-- start of Material shown --

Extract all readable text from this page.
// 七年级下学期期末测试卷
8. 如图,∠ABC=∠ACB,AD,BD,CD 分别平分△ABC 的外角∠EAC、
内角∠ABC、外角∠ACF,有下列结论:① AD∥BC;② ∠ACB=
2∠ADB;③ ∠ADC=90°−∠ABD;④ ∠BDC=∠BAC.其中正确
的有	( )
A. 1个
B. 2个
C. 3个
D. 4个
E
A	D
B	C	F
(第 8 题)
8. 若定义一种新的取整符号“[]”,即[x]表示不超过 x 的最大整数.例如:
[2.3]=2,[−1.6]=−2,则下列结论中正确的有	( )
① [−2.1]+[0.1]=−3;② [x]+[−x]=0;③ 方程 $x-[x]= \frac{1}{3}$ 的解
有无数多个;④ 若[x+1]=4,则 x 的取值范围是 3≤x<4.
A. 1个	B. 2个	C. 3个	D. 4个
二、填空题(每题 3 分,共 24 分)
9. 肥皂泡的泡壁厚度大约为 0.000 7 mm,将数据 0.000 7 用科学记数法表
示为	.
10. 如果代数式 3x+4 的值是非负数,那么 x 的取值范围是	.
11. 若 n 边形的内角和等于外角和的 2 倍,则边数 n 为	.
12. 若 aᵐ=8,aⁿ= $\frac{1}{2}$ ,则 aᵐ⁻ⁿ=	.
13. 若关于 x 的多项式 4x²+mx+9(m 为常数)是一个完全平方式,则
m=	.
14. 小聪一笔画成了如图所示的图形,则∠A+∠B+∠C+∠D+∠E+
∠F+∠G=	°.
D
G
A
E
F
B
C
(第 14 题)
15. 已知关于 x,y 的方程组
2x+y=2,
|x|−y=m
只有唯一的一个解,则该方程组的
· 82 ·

-- end of Material shown --
-- start of Material shown --

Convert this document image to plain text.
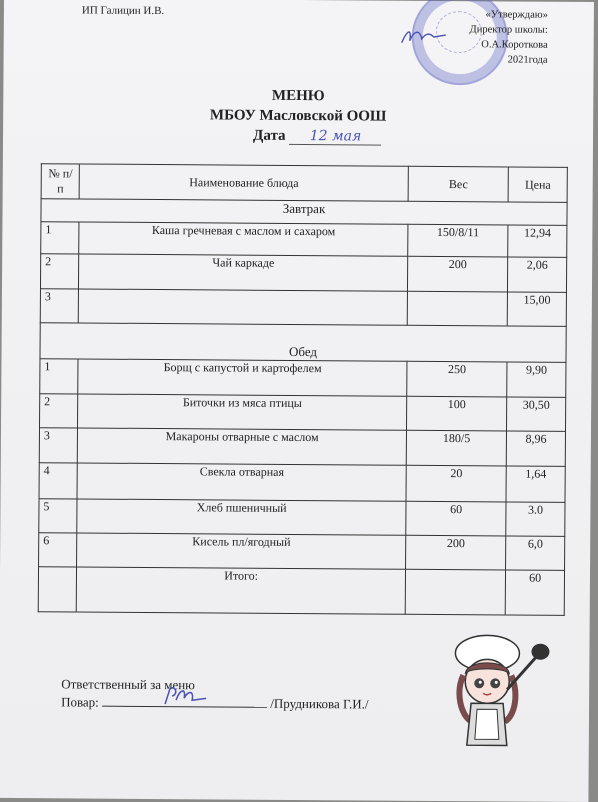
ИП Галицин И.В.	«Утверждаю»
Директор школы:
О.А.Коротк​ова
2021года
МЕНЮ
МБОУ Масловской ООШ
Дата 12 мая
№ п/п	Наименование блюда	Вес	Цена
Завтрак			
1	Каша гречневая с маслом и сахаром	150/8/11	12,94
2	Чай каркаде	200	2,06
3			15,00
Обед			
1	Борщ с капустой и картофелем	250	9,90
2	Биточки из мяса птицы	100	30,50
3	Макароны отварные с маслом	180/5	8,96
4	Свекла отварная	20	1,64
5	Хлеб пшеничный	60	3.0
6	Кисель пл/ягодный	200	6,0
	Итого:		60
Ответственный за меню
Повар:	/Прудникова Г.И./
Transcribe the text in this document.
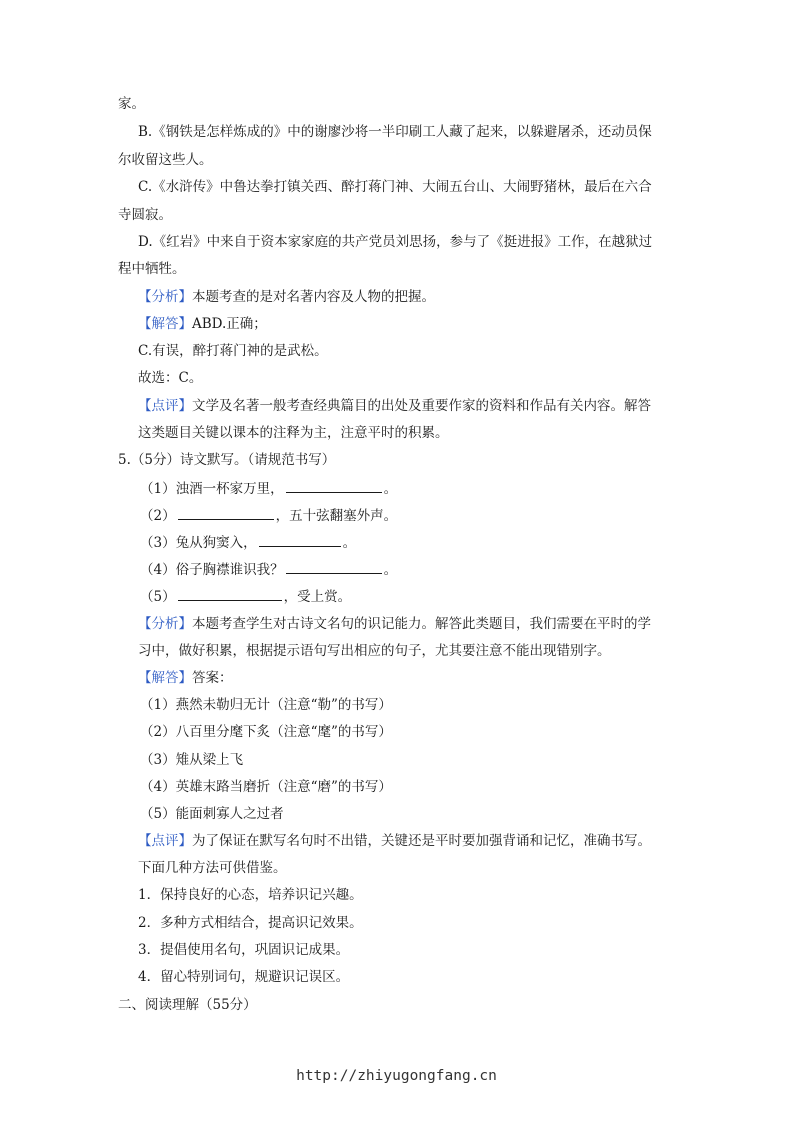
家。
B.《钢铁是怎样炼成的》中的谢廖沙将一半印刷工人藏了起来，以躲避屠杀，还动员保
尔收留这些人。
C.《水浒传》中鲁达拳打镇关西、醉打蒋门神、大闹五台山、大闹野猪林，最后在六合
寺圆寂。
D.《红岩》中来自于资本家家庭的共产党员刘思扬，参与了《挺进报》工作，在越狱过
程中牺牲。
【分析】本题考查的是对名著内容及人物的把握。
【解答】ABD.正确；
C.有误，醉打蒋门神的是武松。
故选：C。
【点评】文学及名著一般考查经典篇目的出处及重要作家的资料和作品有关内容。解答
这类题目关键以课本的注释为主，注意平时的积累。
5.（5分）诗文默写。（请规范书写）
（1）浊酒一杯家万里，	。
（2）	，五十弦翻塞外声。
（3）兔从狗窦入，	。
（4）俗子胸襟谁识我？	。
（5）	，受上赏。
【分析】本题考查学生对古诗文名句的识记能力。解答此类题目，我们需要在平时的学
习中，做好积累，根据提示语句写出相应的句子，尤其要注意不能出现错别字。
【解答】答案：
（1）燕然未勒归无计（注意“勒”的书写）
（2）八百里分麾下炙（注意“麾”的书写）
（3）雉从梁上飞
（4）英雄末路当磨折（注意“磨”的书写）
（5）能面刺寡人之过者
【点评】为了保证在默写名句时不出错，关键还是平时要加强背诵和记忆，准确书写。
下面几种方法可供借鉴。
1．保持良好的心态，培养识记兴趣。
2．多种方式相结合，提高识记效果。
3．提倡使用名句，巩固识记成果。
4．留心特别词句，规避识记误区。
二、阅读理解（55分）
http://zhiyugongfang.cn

-- end of Material shown --

Your goal>
Among the entries above, how many lines include the word "的取值范围是"? Reply with the number only.

Correct output>
2